**Problem description**
Write out the material exactly. Do not include the pictures.

begin

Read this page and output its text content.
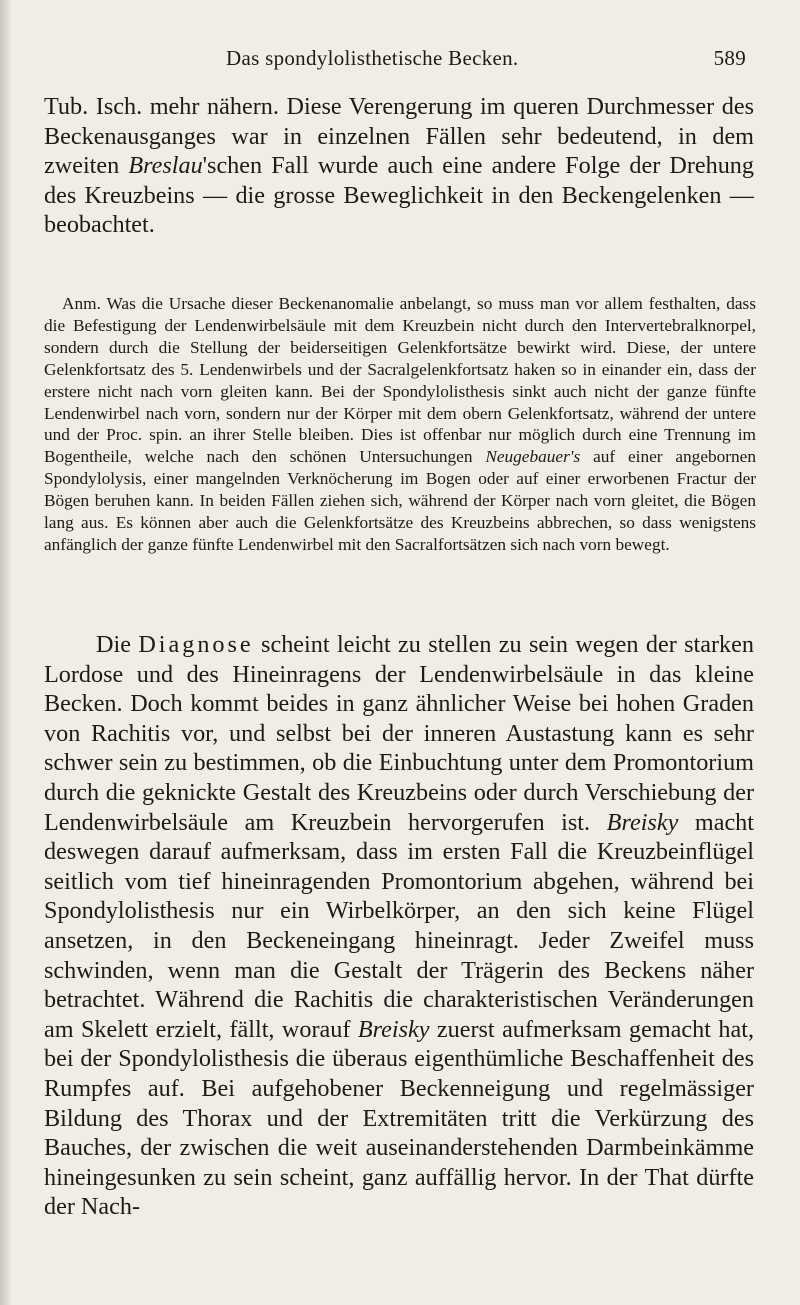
Das spondylolisthetische Becken.	589

Tub. Isch. mehr nähern. Diese Verengerung im queren Durchmesser des Beckenausganges war in einzelnen Fällen sehr bedeutend, in dem zweiten Breslau'schen Fall wurde auch eine andere Folge der Drehung des Kreuzbeins — die grosse Beweglichkeit in den Beckengelenken — beobachtet.

Anm. Was die Ursache dieser Beckenanomalie anbelangt, so muss man vor allem festhalten, dass die Befestigung der Lendenwirbelsäule mit dem Kreuzbein nicht durch den Intervertebralknorpel, sondern durch die Stellung der beiderseitigen Gelenkfortsätze bewirkt wird. Diese, der untere Gelenkfortsatz des 5. Lendenwirbels und der Sacralgelenkfortsatz haken so in einander ein, dass der erstere nicht nach vorn gleiten kann. Bei der Spondylolisthesis sinkt auch nicht der ganze fünfte Lendenwirbel nach vorn, sondern nur der Körper mit dem obern Gelenkfortsatz, während der untere und der Proc. spin. an ihrer Stelle bleiben. Dies ist offenbar nur möglich durch eine Trennung im Bogentheile, welche nach den schönen Untersuchungen Neugebauer's auf einer angebornen Spondylolysis, einer mangelnden Verknöcherung im Bogen oder auf einer erworbenen Fractur der Bögen beruhen kann. In beiden Fällen ziehen sich, während der Körper nach vorn gleitet, die Bögen lang aus. Es können aber auch die Gelenkfortsätze des Kreuzbeins abbrechen, so dass wenigstens anfänglich der ganze fünfte Lendenwirbel mit den Sacralfortsätzen sich nach vorn bewegt.

Die Diagnose scheint leicht zu stellen zu sein wegen der starken Lordose und des Hineinragens der Lendenwirbelsäule in das kleine Becken. Doch kommt beides in ganz ähnlicher Weise bei hohen Graden von Rachitis vor, und selbst bei der inneren Austastung kann es sehr schwer sein zu bestimmen, ob die Einbuchtung unter dem Promontorium durch die geknickte Gestalt des Kreuzbeins oder durch Verschiebung der Lendenwirbelsäule am Kreuzbein hervorgerufen ist. Breisky macht deswegen darauf aufmerksam, dass im ersten Fall die Kreuzbeinflügel seitlich vom tief hineinragenden Promontorium abgehen, während bei Spondylolisthesis nur ein Wirbelkörper, an den sich keine Flügel ansetzen, in den Beckeneingang hineinragt. Jeder Zweifel muss schwinden, wenn man die Gestalt der Trägerin des Beckens näher betrachtet. Während die Rachitis die charakteristischen Veränderungen am Skelett erzielt, fällt, worauf Breisky zuerst aufmerksam gemacht hat, bei der Spondylolisthesis die überaus eigenthümliche Beschaffenheit des Rumpfes auf. Bei aufgehobener Beckenneigung und regelmässiger Bildung des Thorax und der Extremitäten tritt die Verkürzung des Bauches, der zwischen die weit auseinanderstehenden Darmbeinkämme hineingesunken zu sein scheint, ganz auffällig hervor. In der That dürfte der Nach-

end

**Exercise result**
Read this page and output its text content.
Das spondylolisthetische Becken.	589

Tub. Isch. mehr nähern. Diese Verengerung im queren Durchmesser des Beckenausganges war in einzelnen Fällen sehr bedeutend, in dem zweiten Breslau'schen Fall wurde auch eine andere Folge der Drehung des Kreuzbeins — die grosse Beweglichkeit in den Beckengelenken — beobachtet.

Anm. Was die Ursache dieser Beckenanomalie anbelangt, so muss man vor allem festhalten, dass die Befestigung der Lendenwirbelsäule mit dem Kreuzbein nicht durch den Intervertebralknorpel, sondern durch die Stellung der beiderseitigen Gelenkfortsätze bewirkt wird. Diese, der untere Gelenkfortsatz des 5. Lendenwirbels und der Sacralgelenkfortsatz haken so in einander ein, dass der erstere nicht nach vorn gleiten kann. Bei der Spondylolisthesis sinkt auch nicht der ganze fünfte Lendenwirbel nach vorn, sondern nur der Körper mit dem obern Gelenkfortsatz, während der untere und der Proc. spin. an ihrer Stelle bleiben. Dies ist offenbar nur möglich durch eine Trennung im Bogentheile, welche nach den schönen Untersuchungen Neugebauer's auf einer angebornen Spondylolysis, einer mangelnden Verknöcherung im Bogen oder auf einer erworbenen Fractur der Bögen beruhen kann. In beiden Fällen ziehen sich, während der Körper nach vorn gleitet, die Bögen lang aus. Es können aber auch die Gelenkfortsätze des Kreuzbeins abbrechen, so dass wenigstens anfänglich der ganze fünfte Lendenwirbel mit den Sacralfortsätzen sich nach vorn bewegt.

Die Diagnose scheint leicht zu stellen zu sein wegen der starken Lordose und des Hineinragens der Lendenwirbelsäule in das kleine Becken. Doch kommt beides in ganz ähnlicher Weise bei hohen Graden von Rachitis vor, und selbst bei der inneren Austastung kann es sehr schwer sein zu bestimmen, ob die Einbuchtung unter dem Promontorium durch die geknickte Gestalt des Kreuzbeins oder durch Verschiebung der Lendenwirbelsäule am Kreuzbein hervorgerufen ist. Breisky macht deswegen darauf aufmerksam, dass im ersten Fall die Kreuzbeinflügel seitlich vom tief hineinragenden Promontorium abgehen, während bei Spondylolisthesis nur ein Wirbelkörper, an den sich keine Flügel ansetzen, in den Beckeneingang hineinragt. Jeder Zweifel muss schwinden, wenn man die Gestalt der Trägerin des Beckens näher betrachtet. Während die Rachitis die charakteristischen Veränderungen am Skelett erzielt, fällt, worauf Breisky zuerst aufmerksam gemacht hat, bei der Spondylolisthesis die überaus eigenthümliche Beschaffenheit des Rumpfes auf. Bei aufgehobener Beckenneigung und regelmässiger Bildung des Thorax und der Extremitäten tritt die Verkürzung des Bauches, der zwischen die weit auseinanderstehenden Darmbeinkämme hineingesunken zu sein scheint, ganz auffällig hervor. In der That dürfte der Nach-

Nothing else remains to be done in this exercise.